→ Selected text
§ §

I have an extra broiler pan from my oven that I've been using , and it works great . I've cleaned it after every cook , and don't let grease run all over it . 
So again for me , this is a non issue . 
I don't usually get so long winded , but that kind of sums it up so far . 

For me , I absolutely love it .  I'm not real big on buying stuff for myself , but I'm glad I did . 

Been using B&B pellets . I'm not hung up on 100 % flavor wood pellets for this . 
So far I have had great clean smoke flavor no jams or let downs . Only negative was the wheels . 
I really like the upgraded wheels . Dual locking , and quick release . Non skid , non marking . 
Any questions just ask .


----------



## larryb (Aug 3, 2021)

chopsaw said:


> Larry , I'm right about 9 days in , and have cooked on it everyday . Sometimes twice in the same day .
> Actually just put a pork cushion roast on 20 minutes ago .
> When I first saw them I was interested . Never thought I would have a pellet grill , but I really liked the look of it . The floor model I saw had a nice fit and finish to it .
> Some nice features also . One important one to me was the drop pellet feed .
> ...

§ §

→ Supplied material
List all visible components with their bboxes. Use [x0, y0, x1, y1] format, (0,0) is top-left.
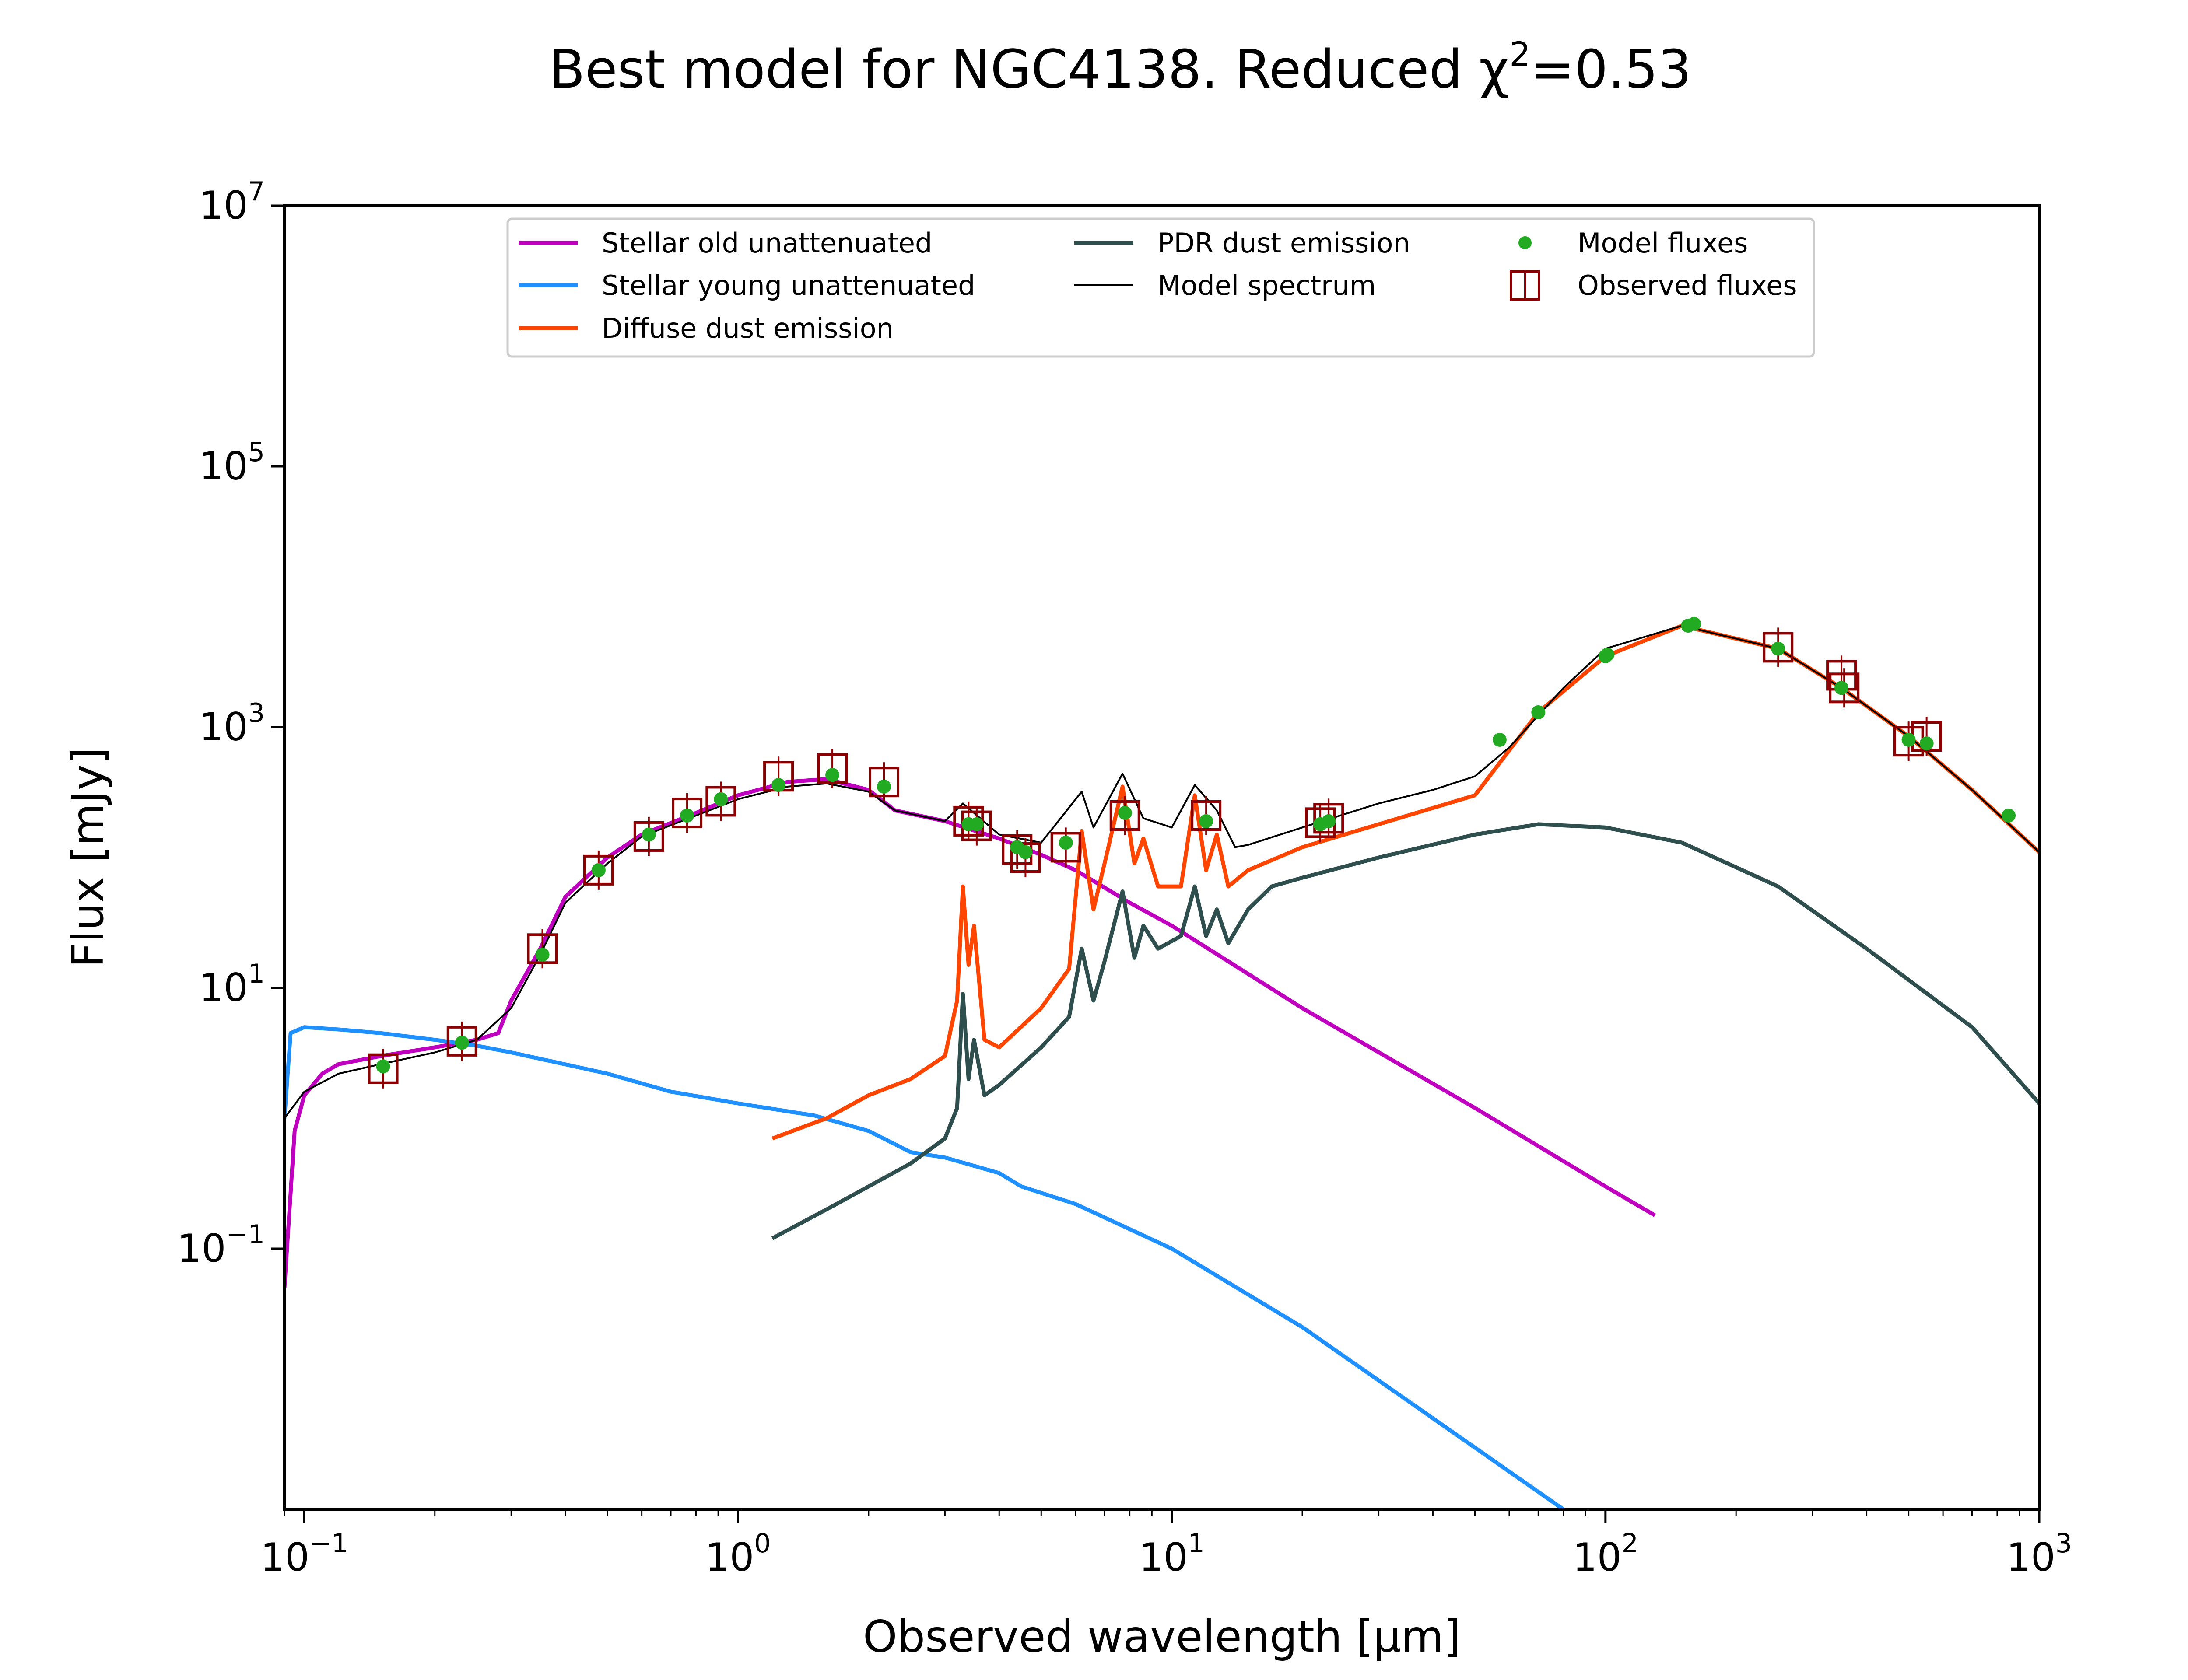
model-flux-point	[714, 792, 728, 806]
chart-title: Best model for NGC4138. Reduced χ2=0.53	[549, 35, 1692, 100]
observed-flux-marker	[672, 797, 703, 828]
observed-flux-marker	[1829, 672, 1860, 704]
observed-flux-marker	[817, 753, 848, 784]
legend-item-2: Diffuse dust emission	[519, 312, 894, 344]
model-flux-point	[1600, 648, 1615, 662]
model-flux-point	[771, 778, 786, 792]
marker-layer	[368, 616, 2016, 1088]
model-flux-point	[1834, 681, 1849, 695]
legend-item-5: Model fluxes	[1518, 227, 1748, 259]
model-flux-point	[1018, 845, 1033, 859]
model-flux-point	[591, 863, 606, 877]
y-axis-label: Flux [mJy]	[62, 747, 113, 968]
legend-item-3: PDR dust emission	[1074, 227, 1410, 259]
observed-flux-marker	[446, 1026, 477, 1057]
y-tick-label: 105	[199, 437, 265, 489]
y-tick-label: 101	[199, 959, 265, 1010]
x-tick-label: 100	[705, 1528, 771, 1580]
legend-label: Stellar young unattenuated	[602, 270, 975, 301]
legend-item-6: Observed fluxes	[1510, 270, 1797, 301]
model-flux-point	[969, 817, 984, 831]
legend-label: PDR dust emission	[1157, 227, 1410, 259]
legend-item-0: Stellar old unattenuated	[519, 227, 932, 259]
model-flux-point	[535, 947, 550, 962]
model-flux-point	[1322, 814, 1336, 828]
y-tick-label: 103	[199, 698, 265, 749]
observed-flux-marker	[1763, 632, 1794, 663]
legend-label: Model fluxes	[1578, 227, 1748, 259]
model-flux-point	[1531, 705, 1546, 720]
chart-title-sup: 2	[1509, 35, 1530, 74]
model-flux-point	[877, 779, 891, 794]
observed-flux-marker	[1191, 800, 1222, 831]
model-flux-point	[1901, 732, 1916, 747]
legend-swatch	[1518, 236, 1532, 249]
observed-flux-marker	[527, 933, 558, 964]
observed-flux-marker	[1050, 832, 1081, 863]
observed-flux-marker	[1109, 800, 1140, 831]
legend-label: Stellar old unattenuated	[602, 227, 932, 259]
series-line-0	[284, 777, 1656, 1288]
legend-item-4: Model spectrum	[1074, 270, 1376, 301]
chart-title-main: Best model for NGC4138. Reduced χ	[549, 39, 1510, 100]
series-line-3	[771, 822, 2039, 1240]
model-flux-point	[2002, 808, 2016, 822]
model-flux-point	[376, 1059, 390, 1074]
legend-label: Observed fluxes	[1578, 270, 1797, 301]
x-axis-label: Observed wavelength [μm]	[863, 1611, 1461, 1662]
y-tick-label: 107	[199, 176, 265, 228]
observed-flux-marker	[583, 854, 614, 886]
x-tick-label: 102	[1573, 1528, 1638, 1580]
x-tick-label: 103	[2006, 1528, 2072, 1580]
observed-flux-marker	[633, 821, 664, 852]
legend-label: Diffuse dust emission	[602, 312, 894, 344]
model-flux-point	[1118, 805, 1132, 820]
model-flux-point	[825, 768, 840, 782]
x-tick-label: 10−1	[260, 1528, 348, 1580]
model-flux-point	[1199, 814, 1213, 828]
series-layer	[284, 623, 2039, 1509]
series-line-1	[284, 1025, 1565, 1509]
plot-frame	[283, 204, 2041, 1511]
legend-box	[506, 217, 1815, 358]
y-axis: 10−1 101 103 105 107	[177, 176, 284, 1271]
model-flux-point	[1771, 641, 1785, 656]
series-line-4	[284, 625, 2039, 1119]
observed-flux-marker	[1010, 842, 1041, 873]
observed-flux-marker	[869, 766, 900, 798]
x-axis: 10−1 100 101 102 103	[260, 1509, 2072, 1580]
model-flux-point	[455, 1036, 469, 1050]
observed-flux-marker	[1313, 803, 1344, 834]
model-flux-point	[1919, 736, 1934, 751]
model-flux-point	[642, 827, 656, 842]
legend: Stellar old unattenuated Stellar young un…	[506, 217, 1815, 358]
observed-flux-marker	[368, 1053, 399, 1084]
model-flux-point	[1492, 732, 1507, 747]
observed-flux-marker	[705, 786, 736, 817]
x-tick-label: 101	[1139, 1528, 1205, 1580]
legend-item-1: Stellar young unattenuated	[519, 270, 975, 301]
chart-title-tail: =0.53	[1531, 39, 1692, 100]
model-flux-point	[1059, 836, 1073, 850]
model-flux-point	[680, 808, 694, 822]
y-tick-label: 10−1	[177, 1219, 265, 1271]
legend-label: Model spectrum	[1157, 270, 1376, 301]
model-flux-point	[1687, 616, 1701, 631]
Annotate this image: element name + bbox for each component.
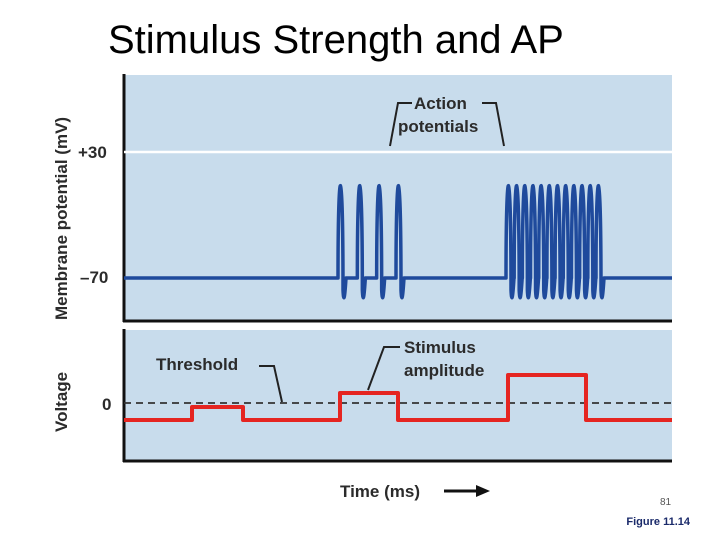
tick-minus70: –70 <box>80 268 108 287</box>
stimulus-voltage-panel: 0 Voltage Threshold Stimulus amplitude <box>52 329 672 463</box>
membrane-potential-trace <box>124 184 672 300</box>
stimulus-amplitude-leader <box>367 346 400 391</box>
stimulus-amplitude-label-line2: amplitude <box>404 361 484 380</box>
threshold-label: Threshold <box>156 355 238 374</box>
stimulus-amplitude-label-line1: Stimulus <box>404 338 476 357</box>
action-potentials-leader-left <box>389 102 412 147</box>
top-y-axis-label: Membrane potential (mV) <box>52 117 71 320</box>
slide-title: Stimulus Strength and AP <box>108 18 564 62</box>
slide-number: 81 <box>660 497 672 508</box>
threshold-leader <box>259 365 283 403</box>
tick-plus30: +30 <box>78 143 107 162</box>
time-arrow-icon <box>444 485 490 497</box>
action-potentials-leader-right <box>482 102 505 147</box>
action-potentials-label-line1: Action <box>414 94 467 113</box>
membrane-potential-panel: +30 –70 Membrane potential (mV) Action p… <box>52 74 672 323</box>
x-axis-label: Time (ms) <box>340 482 420 501</box>
action-potentials-label-line2: potentials <box>398 117 478 136</box>
stimulus-trace <box>124 373 672 422</box>
figure-reference: Figure 11.14 <box>626 516 690 528</box>
bottom-y-axis-label: Voltage <box>52 372 71 432</box>
tick-zero: 0 <box>102 395 111 414</box>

§ §

→ Problem
According to the pellet grill thread, which brand of pellets has the poster been using? The material has no connection to the pellet grill thread.

→ Task response
B&B pellets.